◆ Work to do: Leaving out the pictures, transcribe all of the records faithfully.

-- START OF Record list --

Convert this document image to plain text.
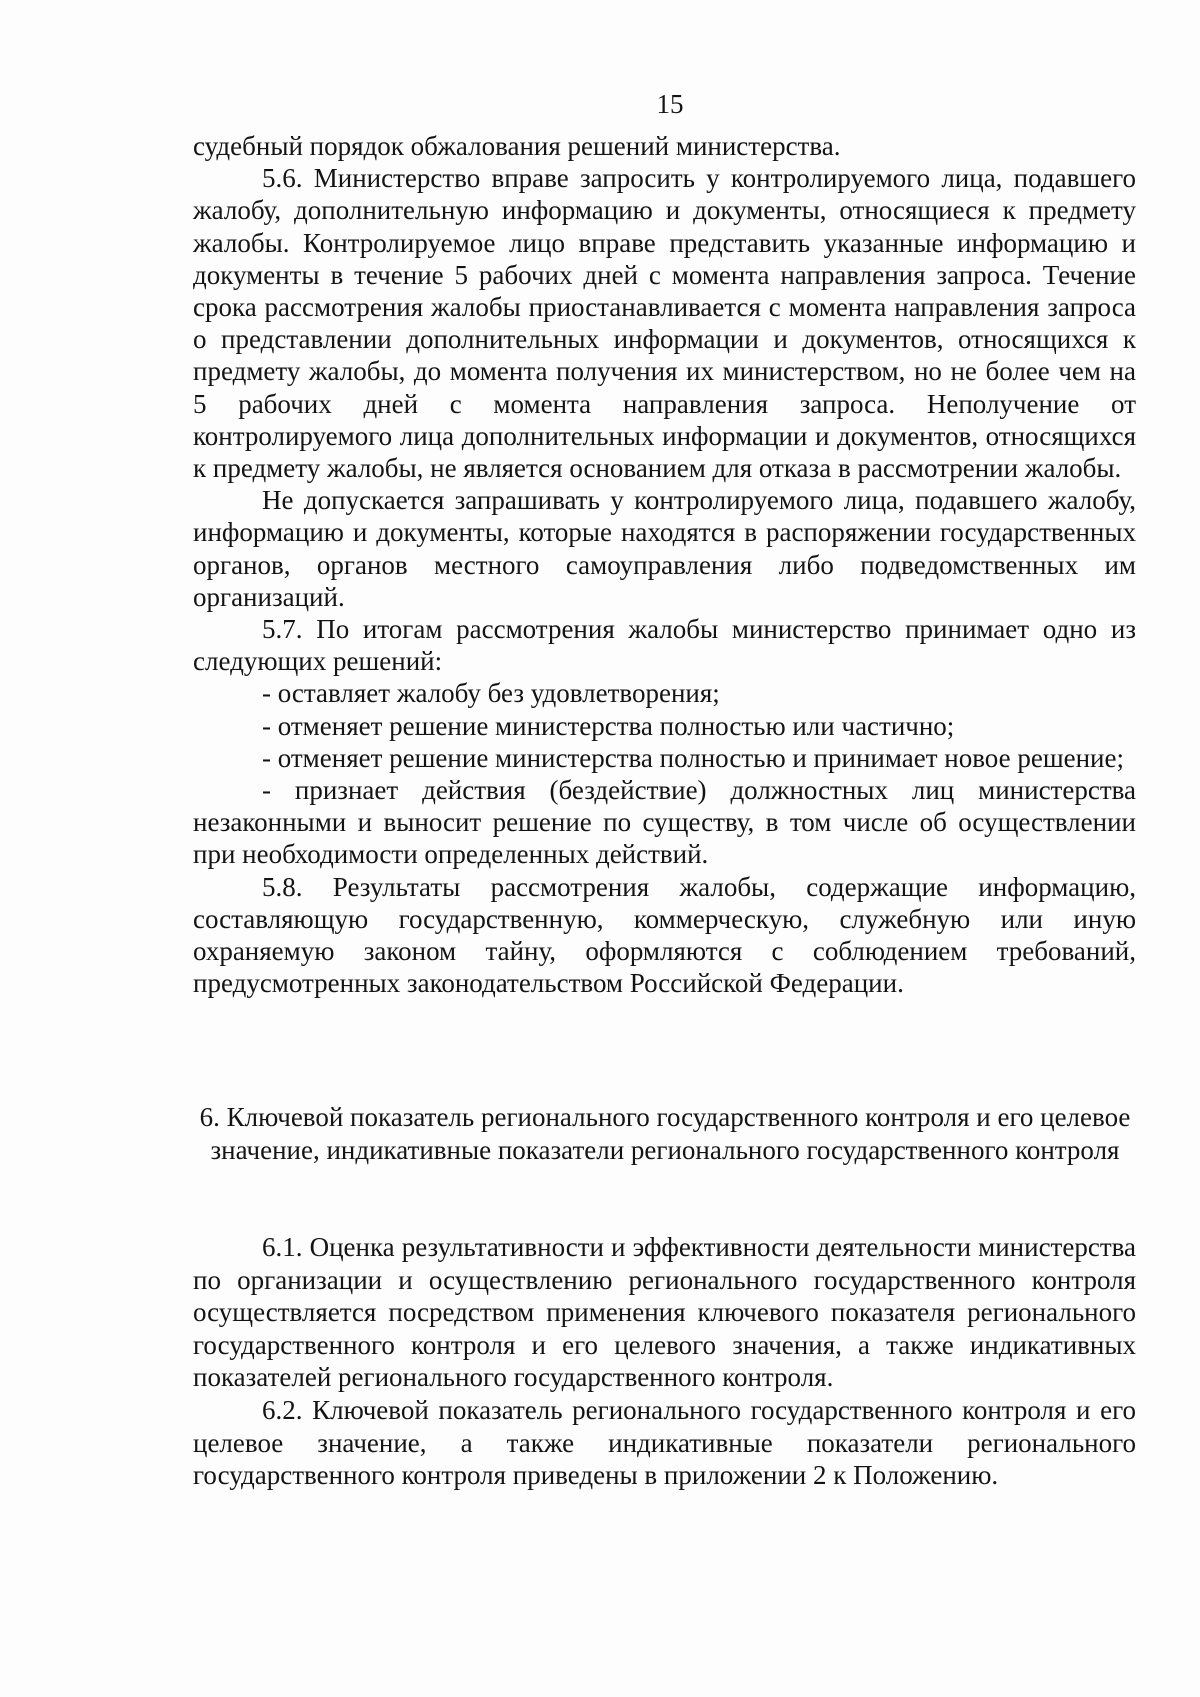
15

судебный порядок обжалования решений министерства.

5.6. Министерство вправе запросить у контролируемого лица, подавшего жалобу, дополнительную информацию и документы, относящиеся к предмету жалобы. Контролируемое лицо вправе представить указанные информацию и документы в течение 5 рабочих дней с момента направления запроса. Течение срока рассмотрения жалобы приостанавливается с момента направления запроса о представлении дополнительных информации и документов, относящихся к предмету жалобы, до момента получения их министерством, но не более чем на 5 рабочих дней с момента направления запроса. Неполучение от контролируемого лица дополнительных информации и документов, относящихся к предмету жалобы, не является основанием для отказа в рассмотрении жалобы.

Не допускается запрашивать у контролируемого лица, подавшего жалобу, информацию и документы, которые находятся в распоряжении государственных органов, органов местного самоуправления либо подведомственных им организаций.

5.7. По итогам рассмотрения жалобы министерство принимает одно из следующих решений:

- оставляет жалобу без удовлетворения;

- отменяет решение министерства полностью или частично;

- отменяет решение министерства полностью и принимает новое решение;

- признает действия (бездействие) должностных лиц министерства незаконными и выносит решение по существу, в том числе об осуществлении при необходимости определенных действий.

5.8. Результаты рассмотрения жалобы, содержащие информацию, составляющую государственную, коммерческую, служебную или иную охраняемую законом тайну, оформляются с соблюдением требований, предусмотренных законодательством Российской Федерации.

6. Ключевой показатель регионального государственного контроля и его целевое значение, индикативные показатели регионального государственного контроля

6.1. Оценка результативности и эффективности деятельности министерства по организации и осуществлению регионального государственного контроля осуществляется посредством применения ключевого показателя регионального государственного контроля и его целевого значения, а также индикативных показателей регионального государственного контроля.

6.2. Ключевой показатель регионального государственного контроля и его целевое значение, а также индикативные показатели регионального государственного контроля приведены в приложении 2 к Положению.
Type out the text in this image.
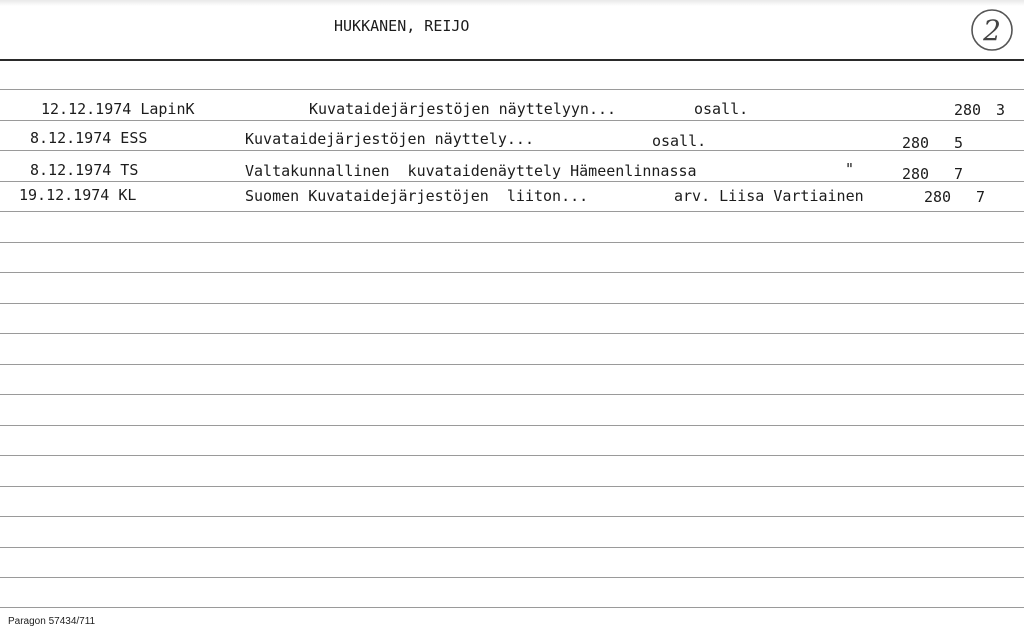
HUKKANEN, REIJO	2
12.12.1974 LapinK	Kuvataidejärjestöjen näyttelyyn...	osall.	280 3
8.12.1974 ESS	Kuvataidejärjestöjen näyttely...	osall.	280 5
8.12.1974 TS	Valtakunnallinen  kuvataidenäyttely Hämeenlinnassa	"	280 7
19.12.1974 KL	Suomen Kuvataidejärjestöjen  liiton...	arv. Liisa Vartiainen	280 7
Paragon 57434/711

-- END OF Record list --

◆ Task solution:
Convert this document image to plain text.
15

судебный порядок обжалования решений министерства.

5.6. Министерство вправе запросить у контролируемого лица, подавшего жалобу, дополнительную информацию и документы, относящиеся к предмету жалобы. Контролируемое лицо вправе представить указанные информацию и документы в течение 5 рабочих дней с момента направления запроса. Течение срока рассмотрения жалобы приостанавливается с момента направления запроса о представлении дополнительных информации и документов, относящихся к предмету жалобы, до момента получения их министерством, но не более чем на 5 рабочих дней с момента направления запроса. Неполучение от контролируемого лица дополнительных информации и документов, относящихся к предмету жалобы, не является основанием для отказа в рассмотрении жалобы.

Не допускается запрашивать у контролируемого лица, подавшего жалобу, информацию и документы, которые находятся в распоряжении государственных органов, органов местного самоуправления либо подведомственных им организаций.

5.7. По итогам рассмотрения жалобы министерство принимает одно из следующих решений:

- оставляет жалобу без удовлетворения;

- отменяет решение министерства полностью или частично;

- отменяет решение министерства полностью и принимает новое решение;

- признает действия (бездействие) должностных лиц министерства незаконными и выносит решение по существу, в том числе об осуществлении при необходимости определенных действий.

5.8. Результаты рассмотрения жалобы, содержащие информацию, составляющую государственную, коммерческую, служебную или иную охраняемую законом тайну, оформляются с соблюдением требований, предусмотренных законодательством Российской Федерации.

6. Ключевой показатель регионального государственного контроля и его целевое значение, индикативные показатели регионального государственного контроля

6.1. Оценка результативности и эффективности деятельности министерства по организации и осуществлению регионального государственного контроля осуществляется посредством применения ключевого показателя регионального государственного контроля и его целевого значения, а также индикативных показателей регионального государственного контроля.

6.2. Ключевой показатель регионального государственного контроля и его целевое значение, а также индикативные показатели регионального государственного контроля приведены в приложении 2 к Положению.
Type out the text in this image.
HUKKANEN, REIJO	2
12.12.1974 LapinK	Kuvataidejärjestöjen näyttelyyn...	osall.	280 3
8.12.1974 ESS	Kuvataidejärjestöjen näyttely...	osall.	280 5
8.12.1974 TS	Valtakunnallinen  kuvataidenäyttely Hämeenlinnassa	"	280 7
19.12.1974 KL	Suomen Kuvataidejärjestöjen  liiton...	arv. Liisa Vartiainen	280 7
Paragon 57434/711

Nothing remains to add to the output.